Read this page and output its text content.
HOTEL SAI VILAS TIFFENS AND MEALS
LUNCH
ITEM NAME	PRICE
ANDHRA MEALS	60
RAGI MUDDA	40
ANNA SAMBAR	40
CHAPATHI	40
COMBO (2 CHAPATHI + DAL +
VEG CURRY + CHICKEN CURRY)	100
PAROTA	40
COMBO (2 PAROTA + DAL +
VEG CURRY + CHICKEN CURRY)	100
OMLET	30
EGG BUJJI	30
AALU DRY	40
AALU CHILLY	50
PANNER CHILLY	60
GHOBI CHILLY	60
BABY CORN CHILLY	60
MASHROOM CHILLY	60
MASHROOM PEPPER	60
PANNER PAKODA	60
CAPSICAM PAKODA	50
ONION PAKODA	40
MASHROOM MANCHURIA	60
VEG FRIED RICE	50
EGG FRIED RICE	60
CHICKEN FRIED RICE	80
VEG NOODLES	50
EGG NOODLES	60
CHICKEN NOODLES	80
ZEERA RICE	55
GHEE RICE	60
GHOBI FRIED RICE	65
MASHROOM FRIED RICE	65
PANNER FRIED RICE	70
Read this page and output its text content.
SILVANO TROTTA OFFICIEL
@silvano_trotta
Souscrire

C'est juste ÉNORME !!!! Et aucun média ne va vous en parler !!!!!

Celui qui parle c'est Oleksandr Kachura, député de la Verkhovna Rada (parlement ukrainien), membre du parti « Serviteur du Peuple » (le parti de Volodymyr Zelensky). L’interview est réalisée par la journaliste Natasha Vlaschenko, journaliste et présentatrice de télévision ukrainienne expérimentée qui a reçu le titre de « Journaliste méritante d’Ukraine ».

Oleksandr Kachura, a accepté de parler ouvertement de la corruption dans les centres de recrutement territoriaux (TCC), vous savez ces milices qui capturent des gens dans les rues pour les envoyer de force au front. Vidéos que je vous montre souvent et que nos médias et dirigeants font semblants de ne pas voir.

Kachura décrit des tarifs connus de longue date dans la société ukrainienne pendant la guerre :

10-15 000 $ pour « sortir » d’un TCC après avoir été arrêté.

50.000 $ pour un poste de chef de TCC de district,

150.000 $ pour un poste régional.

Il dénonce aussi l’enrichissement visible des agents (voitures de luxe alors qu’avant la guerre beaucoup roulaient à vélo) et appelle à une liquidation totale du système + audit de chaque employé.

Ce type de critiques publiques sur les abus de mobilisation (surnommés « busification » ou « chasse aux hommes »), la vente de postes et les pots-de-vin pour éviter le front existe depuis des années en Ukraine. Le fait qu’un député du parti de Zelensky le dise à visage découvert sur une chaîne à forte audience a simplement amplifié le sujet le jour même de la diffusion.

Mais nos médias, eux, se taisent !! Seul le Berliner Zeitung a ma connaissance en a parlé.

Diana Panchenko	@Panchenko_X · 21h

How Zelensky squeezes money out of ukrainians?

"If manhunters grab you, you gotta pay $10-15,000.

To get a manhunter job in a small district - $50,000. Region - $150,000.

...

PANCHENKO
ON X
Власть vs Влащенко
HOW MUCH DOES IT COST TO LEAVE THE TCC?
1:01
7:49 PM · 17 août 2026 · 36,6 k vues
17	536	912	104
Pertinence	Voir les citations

> **THE PROBLEM**
Give the number of lines in the entries that include the string "Ukraine", and nothing more.

> **ANSWER TO THE TASK**
2